**Work to do:** Find all lines in the listing that include the word "JSON", then copy them.

**Source records:**
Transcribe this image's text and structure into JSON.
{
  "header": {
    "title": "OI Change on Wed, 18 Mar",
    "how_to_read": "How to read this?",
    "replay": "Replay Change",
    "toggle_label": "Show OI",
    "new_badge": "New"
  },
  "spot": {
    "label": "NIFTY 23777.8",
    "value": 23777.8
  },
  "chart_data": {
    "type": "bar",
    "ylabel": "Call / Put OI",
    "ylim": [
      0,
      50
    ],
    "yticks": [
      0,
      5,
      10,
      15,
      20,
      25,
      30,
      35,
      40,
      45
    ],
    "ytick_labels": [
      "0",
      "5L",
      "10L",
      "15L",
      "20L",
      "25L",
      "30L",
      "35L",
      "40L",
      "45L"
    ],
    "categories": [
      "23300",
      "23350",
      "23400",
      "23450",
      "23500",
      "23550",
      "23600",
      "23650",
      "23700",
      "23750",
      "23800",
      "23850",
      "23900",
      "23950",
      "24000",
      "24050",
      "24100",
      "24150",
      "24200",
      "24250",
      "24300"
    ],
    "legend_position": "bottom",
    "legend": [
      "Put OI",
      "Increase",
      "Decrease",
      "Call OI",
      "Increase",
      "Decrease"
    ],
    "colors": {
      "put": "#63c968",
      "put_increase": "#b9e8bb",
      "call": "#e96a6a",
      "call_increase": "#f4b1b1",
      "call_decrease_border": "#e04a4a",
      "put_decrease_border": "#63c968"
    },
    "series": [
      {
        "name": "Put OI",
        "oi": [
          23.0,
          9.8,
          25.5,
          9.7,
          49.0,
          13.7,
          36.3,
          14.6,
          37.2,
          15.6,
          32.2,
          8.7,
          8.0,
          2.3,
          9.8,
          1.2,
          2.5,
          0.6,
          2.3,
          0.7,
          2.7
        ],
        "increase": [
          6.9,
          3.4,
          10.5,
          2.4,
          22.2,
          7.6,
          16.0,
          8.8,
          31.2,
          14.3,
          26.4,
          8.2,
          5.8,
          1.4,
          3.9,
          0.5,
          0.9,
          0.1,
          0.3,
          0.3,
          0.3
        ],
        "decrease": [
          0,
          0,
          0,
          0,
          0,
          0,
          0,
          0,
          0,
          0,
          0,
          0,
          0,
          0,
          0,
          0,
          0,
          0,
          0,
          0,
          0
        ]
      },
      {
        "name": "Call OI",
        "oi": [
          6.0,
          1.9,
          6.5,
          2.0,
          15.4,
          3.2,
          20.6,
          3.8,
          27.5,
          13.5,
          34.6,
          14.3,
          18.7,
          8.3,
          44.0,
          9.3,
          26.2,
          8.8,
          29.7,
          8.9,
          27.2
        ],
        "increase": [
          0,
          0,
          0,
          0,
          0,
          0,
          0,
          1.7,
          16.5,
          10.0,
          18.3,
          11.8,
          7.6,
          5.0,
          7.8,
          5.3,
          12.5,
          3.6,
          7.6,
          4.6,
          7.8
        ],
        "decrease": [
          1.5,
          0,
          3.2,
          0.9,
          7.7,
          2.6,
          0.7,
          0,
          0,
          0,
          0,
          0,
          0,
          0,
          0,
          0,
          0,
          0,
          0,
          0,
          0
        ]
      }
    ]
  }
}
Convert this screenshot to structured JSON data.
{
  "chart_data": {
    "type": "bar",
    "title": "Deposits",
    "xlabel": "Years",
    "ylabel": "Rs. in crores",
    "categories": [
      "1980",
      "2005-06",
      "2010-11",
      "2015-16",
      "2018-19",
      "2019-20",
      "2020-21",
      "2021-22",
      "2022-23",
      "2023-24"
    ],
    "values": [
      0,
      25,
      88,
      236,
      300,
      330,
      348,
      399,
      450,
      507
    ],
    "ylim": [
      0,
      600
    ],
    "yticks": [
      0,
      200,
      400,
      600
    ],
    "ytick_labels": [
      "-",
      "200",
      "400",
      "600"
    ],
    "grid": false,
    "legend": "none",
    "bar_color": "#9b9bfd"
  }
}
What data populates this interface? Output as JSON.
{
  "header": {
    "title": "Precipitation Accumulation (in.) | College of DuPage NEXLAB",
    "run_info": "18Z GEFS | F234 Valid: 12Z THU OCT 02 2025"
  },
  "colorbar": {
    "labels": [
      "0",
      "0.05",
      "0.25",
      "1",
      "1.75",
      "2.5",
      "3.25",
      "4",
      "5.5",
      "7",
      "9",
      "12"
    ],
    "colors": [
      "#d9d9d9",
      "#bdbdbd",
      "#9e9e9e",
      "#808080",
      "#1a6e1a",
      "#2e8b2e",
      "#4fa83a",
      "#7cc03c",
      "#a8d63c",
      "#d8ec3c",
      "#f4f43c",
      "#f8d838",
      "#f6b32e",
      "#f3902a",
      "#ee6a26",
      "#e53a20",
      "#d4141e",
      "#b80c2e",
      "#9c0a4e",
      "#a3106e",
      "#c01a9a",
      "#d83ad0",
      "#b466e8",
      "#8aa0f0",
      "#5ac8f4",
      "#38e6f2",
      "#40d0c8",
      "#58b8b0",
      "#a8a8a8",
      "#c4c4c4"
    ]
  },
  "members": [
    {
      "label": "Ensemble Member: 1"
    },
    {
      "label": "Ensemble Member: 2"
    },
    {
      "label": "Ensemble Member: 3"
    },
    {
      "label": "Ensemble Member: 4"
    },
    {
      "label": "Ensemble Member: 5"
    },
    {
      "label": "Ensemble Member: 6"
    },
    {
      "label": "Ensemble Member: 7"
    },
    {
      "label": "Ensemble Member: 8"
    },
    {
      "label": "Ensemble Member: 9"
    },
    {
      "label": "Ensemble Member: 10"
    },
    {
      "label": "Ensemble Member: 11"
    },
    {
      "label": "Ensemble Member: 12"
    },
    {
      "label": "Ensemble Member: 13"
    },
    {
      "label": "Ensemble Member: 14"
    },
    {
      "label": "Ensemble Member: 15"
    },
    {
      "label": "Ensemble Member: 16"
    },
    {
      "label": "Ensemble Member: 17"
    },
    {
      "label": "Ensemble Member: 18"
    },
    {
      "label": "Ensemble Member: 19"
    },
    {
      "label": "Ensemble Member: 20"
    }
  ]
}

**Expected answer:**
Transcribe this image's text and structure into JSON.
Convert this screenshot to structured JSON data.
What data populates this interface? Output as JSON.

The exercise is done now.